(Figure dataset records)
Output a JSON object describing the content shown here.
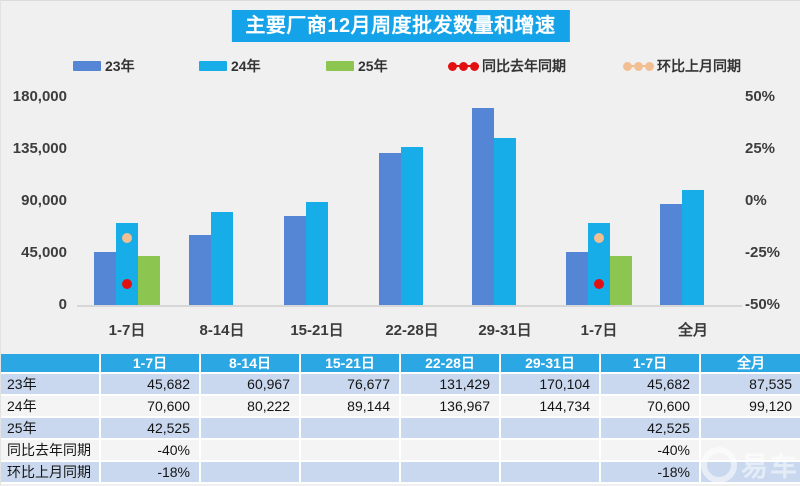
{
  "title": "主要厂商12月周度批发数量和增速",
  "legend": [
    {
      "label": "23年",
      "type": "swatch",
      "color": "#5585d5"
    },
    {
      "label": "24年",
      "type": "swatch",
      "color": "#16ade9"
    },
    {
      "label": "25年",
      "type": "swatch",
      "color": "#8cc651"
    },
    {
      "label": "同比去年同期",
      "type": "dots",
      "color": "#e31012"
    },
    {
      "label": "环比上月同期",
      "type": "dots",
      "color": "#f2bf92"
    }
  ],
  "chart_data": {
    "type": "bar",
    "title": "主要厂商12月周度批发数量和增速",
    "categories": [
      "1-7日",
      "8-14日",
      "15-21日",
      "22-28日",
      "29-31日",
      "1-7日",
      "全月"
    ],
    "series": [
      {
        "name": "23年",
        "kind": "bar",
        "color": "#5585d5",
        "values": [
          45682,
          60967,
          76677,
          131429,
          170104,
          45682,
          87535
        ]
      },
      {
        "name": "24年",
        "kind": "bar",
        "color": "#16ade9",
        "values": [
          70600,
          80222,
          89144,
          136967,
          144734,
          70600,
          99120
        ]
      },
      {
        "name": "25年",
        "kind": "bar",
        "color": "#8cc651",
        "values": [
          42525,
          null,
          null,
          null,
          null,
          42525,
          null
        ]
      },
      {
        "name": "同比去年同期",
        "kind": "point",
        "axis": "right",
        "color": "#e31012",
        "values": [
          -40,
          null,
          null,
          null,
          null,
          -40,
          null
        ]
      },
      {
        "name": "环比上月同期",
        "kind": "point",
        "axis": "right",
        "color": "#f2bf92",
        "values": [
          -18,
          null,
          null,
          null,
          null,
          -18,
          null
        ]
      }
    ],
    "left_axis": {
      "ticks": [
        "180,000",
        "135,000",
        "90,000",
        "45,000",
        "0"
      ],
      "min": 0,
      "max": 180000
    },
    "right_axis": {
      "ticks": [
        "50%",
        "25%",
        "0%",
        "-25%",
        "-50%"
      ],
      "min": -50,
      "max": 50
    },
    "grid": false,
    "legend_position": "top"
  },
  "table": {
    "header": [
      "",
      "1-7日",
      "8-14日",
      "15-21日",
      "22-28日",
      "29-31日",
      "1-7日",
      "全月"
    ],
    "rows": [
      {
        "label": "23年",
        "cells": [
          "45,682",
          "60,967",
          "76,677",
          "131,429",
          "170,104",
          "45,682",
          "87,535"
        ]
      },
      {
        "label": "24年",
        "cells": [
          "70,600",
          "80,222",
          "89,144",
          "136,967",
          "144,734",
          "70,600",
          "99,120"
        ]
      },
      {
        "label": "25年",
        "cells": [
          "42,525",
          "",
          "",
          "",
          "",
          "42,525",
          ""
        ]
      },
      {
        "label": "同比去年同期",
        "cells": [
          "-40%",
          "",
          "",
          "",
          "",
          "-40%",
          ""
        ]
      },
      {
        "label": "环比上月同期",
        "cells": [
          "-18%",
          "",
          "",
          "",
          "",
          "-18%",
          ""
        ]
      }
    ]
  },
  "watermark": "易车",
  "colors": {
    "title_bg": "#14a3e8",
    "table_header_bg": "#2ba7e3",
    "row_alt_bg": "#c9d8ee",
    "row_lite_bg": "#f4f4f4",
    "background": "#f1f0f0"
  }
}
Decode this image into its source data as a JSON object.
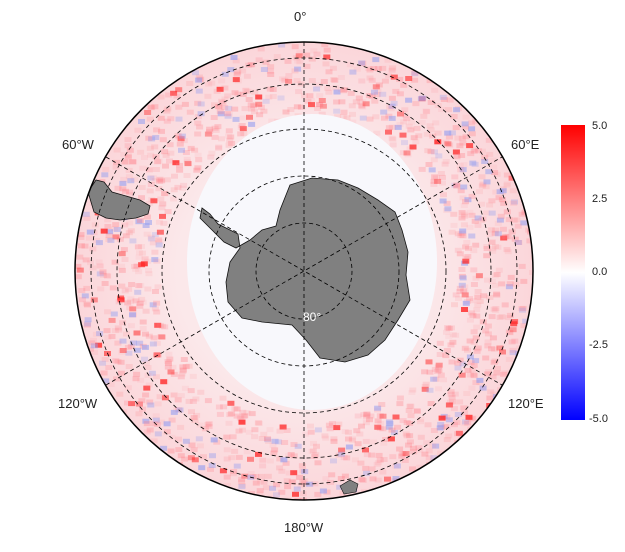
{
  "map": {
    "projection": "south-polar-stereographic",
    "longitude_labels": [
      {
        "name": "lon-0",
        "text": "0°"
      },
      {
        "name": "lon-60e",
        "text": "60°E"
      },
      {
        "name": "lon-120e",
        "text": "120°E"
      },
      {
        "name": "lon-180w",
        "text": "180°W"
      },
      {
        "name": "lon-120w",
        "text": "120°W"
      },
      {
        "name": "lon-60w",
        "text": "60°W"
      }
    ],
    "latitude_label": "80°",
    "land_color": "#808080",
    "ice_color": "#f7f7fb"
  },
  "colorbar": {
    "max_color": "#ff0000",
    "mid_color": "#ffffff",
    "min_color": "#0000ff",
    "range": [
      -5.0,
      5.0
    ],
    "ticks": [
      "5.0",
      "2.5",
      "0.0",
      "-2.5",
      "-5.0"
    ]
  }
}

WHAT IS BEING ASKED: Reproduce the full listing above verbatim, with no pictures included.

WRITTEN ANSWER:
Output a JSON object describing the content shown here.
{
  "title": "主要厂商12月周度批发数量和增速",
  "legend": [
    {
      "label": "23年",
      "type": "swatch",
      "color": "#5585d5"
    },
    {
      "label": "24年",
      "type": "swatch",
      "color": "#16ade9"
    },
    {
      "label": "25年",
      "type": "swatch",
      "color": "#8cc651"
    },
    {
      "label": "同比去年同期",
      "type": "dots",
      "color": "#e31012"
    },
    {
      "label": "环比上月同期",
      "type": "dots",
      "color": "#f2bf92"
    }
  ],
  "chart_data": {
    "type": "bar",
    "title": "主要厂商12月周度批发数量和增速",
    "categories": [
      "1-7日",
      "8-14日",
      "15-21日",
      "22-28日",
      "29-31日",
      "1-7日",
      "全月"
    ],
    "series": [
      {
        "name": "23年",
        "kind": "bar",
        "color": "#5585d5",
        "values": [
          45682,
          60967,
          76677,
          131429,
          170104,
          45682,
          87535
        ]
      },
      {
        "name": "24年",
        "kind": "bar",
        "color": "#16ade9",
        "values": [
          70600,
          80222,
          89144,
          136967,
          144734,
          70600,
          99120
        ]
      },
      {
        "name": "25年",
        "kind": "bar",
        "color": "#8cc651",
        "values": [
          42525,
          null,
          null,
          null,
          null,
          42525,
          null
        ]
      },
      {
        "name": "同比去年同期",
        "kind": "point",
        "axis": "right",
        "color": "#e31012",
        "values": [
          -40,
          null,
          null,
          null,
          null,
          -40,
          null
        ]
      },
      {
        "name": "环比上月同期",
        "kind": "point",
        "axis": "right",
        "color": "#f2bf92",
        "values": [
          -18,
          null,
          null,
          null,
          null,
          -18,
          null
        ]
      }
    ],
    "left_axis": {
      "ticks": [
        "180,000",
        "135,000",
        "90,000",
        "45,000",
        "0"
      ],
      "min": 0,
      "max": 180000
    },
    "right_axis": {
      "ticks": [
        "50%",
        "25%",
        "0%",
        "-25%",
        "-50%"
      ],
      "min": -50,
      "max": 50
    },
    "grid": false,
    "legend_position": "top"
  },
  "table": {
    "header": [
      "",
      "1-7日",
      "8-14日",
      "15-21日",
      "22-28日",
      "29-31日",
      "1-7日",
      "全月"
    ],
    "rows": [
      {
        "label": "23年",
        "cells": [
          "45,682",
          "60,967",
          "76,677",
          "131,429",
          "170,104",
          "45,682",
          "87,535"
        ]
      },
      {
        "label": "24年",
        "cells": [
          "70,600",
          "80,222",
          "89,144",
          "136,967",
          "144,734",
          "70,600",
          "99,120"
        ]
      },
      {
        "label": "25年",
        "cells": [
          "42,525",
          "",
          "",
          "",
          "",
          "42,525",
          ""
        ]
      },
      {
        "label": "同比去年同期",
        "cells": [
          "-40%",
          "",
          "",
          "",
          "",
          "-40%",
          ""
        ]
      },
      {
        "label": "环比上月同期",
        "cells": [
          "-18%",
          "",
          "",
          "",
          "",
          "-18%",
          ""
        ]
      }
    ]
  },
  "watermark": "易车",
  "colors": {
    "title_bg": "#14a3e8",
    "table_header_bg": "#2ba7e3",
    "row_alt_bg": "#c9d8ee",
    "row_lite_bg": "#f4f4f4",
    "background": "#f1f0f0"
  }
}
Decode this image into its source data as a JSON object.
{
  "map": {
    "projection": "south-polar-stereographic",
    "longitude_labels": [
      {
        "name": "lon-0",
        "text": "0°"
      },
      {
        "name": "lon-60e",
        "text": "60°E"
      },
      {
        "name": "lon-120e",
        "text": "120°E"
      },
      {
        "name": "lon-180w",
        "text": "180°W"
      },
      {
        "name": "lon-120w",
        "text": "120°W"
      },
      {
        "name": "lon-60w",
        "text": "60°W"
      }
    ],
    "latitude_label": "80°",
    "land_color": "#808080",
    "ice_color": "#f7f7fb"
  },
  "colorbar": {
    "max_color": "#ff0000",
    "mid_color": "#ffffff",
    "min_color": "#0000ff",
    "range": [
      -5.0,
      5.0
    ],
    "ticks": [
      "5.0",
      "2.5",
      "0.0",
      "-2.5",
      "-5.0"
    ]
  }
}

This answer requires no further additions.